Prompt: Repeat the archery forum thread starting with "## south-paaw (Jul" and going on through "a little more...", swapping "gap" for "difference".

**** Page text ****

I'm not opposed to the idea of measuring speed. Just not obsessed with it. I DO want to chrono the bow I'm setting up for outdoor this year as soon as I get new arrows for it and get it tuned so I can get the best possible sight marks from OT2. Until now, I really haven't had a need to worry about speed. I've killed lots of animals with a bow at all distances and none of them ever complained about a slow arrow.


----------



## south-paaw (Jul 3, 2006)

pragmatic_lee said:


> Why? So you can miss faster.


YEAH.. YEAH..YEAH....

ITS surprising how much gap there is for me, between 50 and 60 yd pin.... 

need to _get it up _ a little more...

:mg:


----------



## pragmatic_lee (Jan 19, 2008)

south-paaw said:


> YEAH.. YEAH..YEAH....
> 
> ITS surprising how much gap there is for me, between 50 and 60 yd pin....
> 
> ...


Getting it up is not the issue, it's keeping it up that counts. :wink:


----------



## pragmatic_lee (Jan 19, 2008)

Mr. October said:


> I'm not opposed to the idea of measuring speed. Just not obsessed with it. I DO want to chrono the bow I'm setting up for outdoor this year as soon as I get new arrows for it and get it tuned so I can get the best possible sight marks from OT2. Until now, I really haven't had a need to worry about speed. I've killed lots of animals with a bow at all distances and none of them ever complained about a slow arrow.


Oh, I'm not opposed to measuring speed either, but I don't own a chrono and afraid to shoot through someone else's as I may have to buy the worthless remains of a chrono.


----------



## WrongdayJ (May 22, 2008)

Mine chrono'd @ an average of 262 @ a 55# DW.


----------



## pragmatic_lee (Jan 19, 2008)

WrongdayJ said:


> Mine chrono'd @ an average of 262 @ a 55# DW.


What's your arrow weight and draw length?


----------



## CHPro (May 21, 2002)

Right around 270-275 for me...and the only reason I know that is because I was asked to shoot through the official chrono last year in Redding where they were conducting random testing, otherwise I don't worry about my speed. I just set up for a poundage I'm comfortable with and knowing I shoot a heavy enough arrow and not a huge draw weight I never worried about the 280fps rule.

Just an fyi for anyone getting a jump on setting up their outdoor target bows (hard to fathom with temps barely getting into the teens around here lately and the forecast calling for 3"-5" of snow tonight, lol !), remember, the 300fps rule does not go into effect until June 1, 2009. Hate to see anyone get busted at Redding, etc., this year shooting more than the 280fps + 3% (288fps) because they heard about the rule change and did not know the effective date for the change. 

>>------->


----------



## Mr. October (Feb 15, 2003)

CHPro said:


> Right around 270-275 for me...and the only reason I know that is because I was asked to shoot through the official chrono last year in Redding where they were conducting random testing, otherwise I don't worry about my speed. I just set up for a poundage I'm comfortable with and knowing I shoot a heavy enough arrow and not a huge draw weight I never worried about the 280fps rule.

**** Raw data ****

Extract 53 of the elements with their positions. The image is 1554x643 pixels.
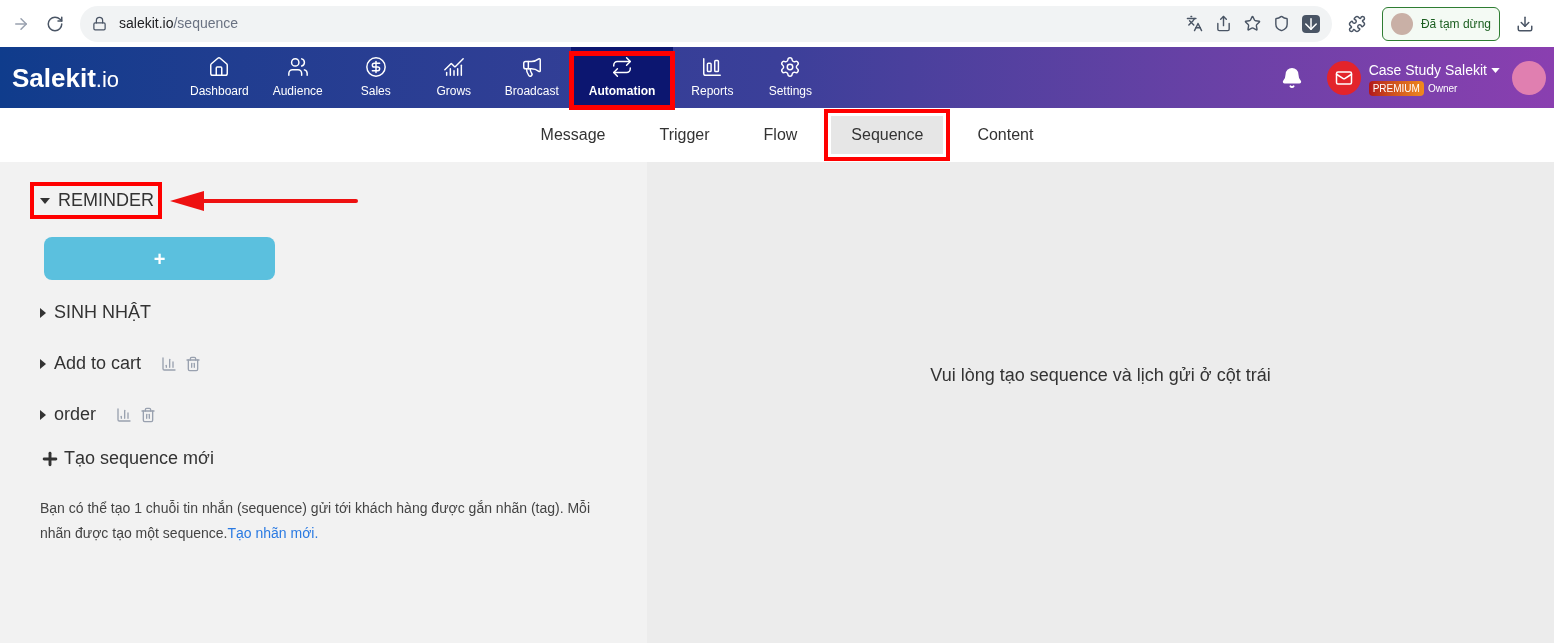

****

Task output:
## south-paaw (Jul 3, 2006)

pragmatic_lee said:


> Why? So you can miss faster.


YEAH.. YEAH..YEAH....

ITS surprising how much difference there is for me, between 50 and 60 yd pin.... 

need to _get it up _ a little more...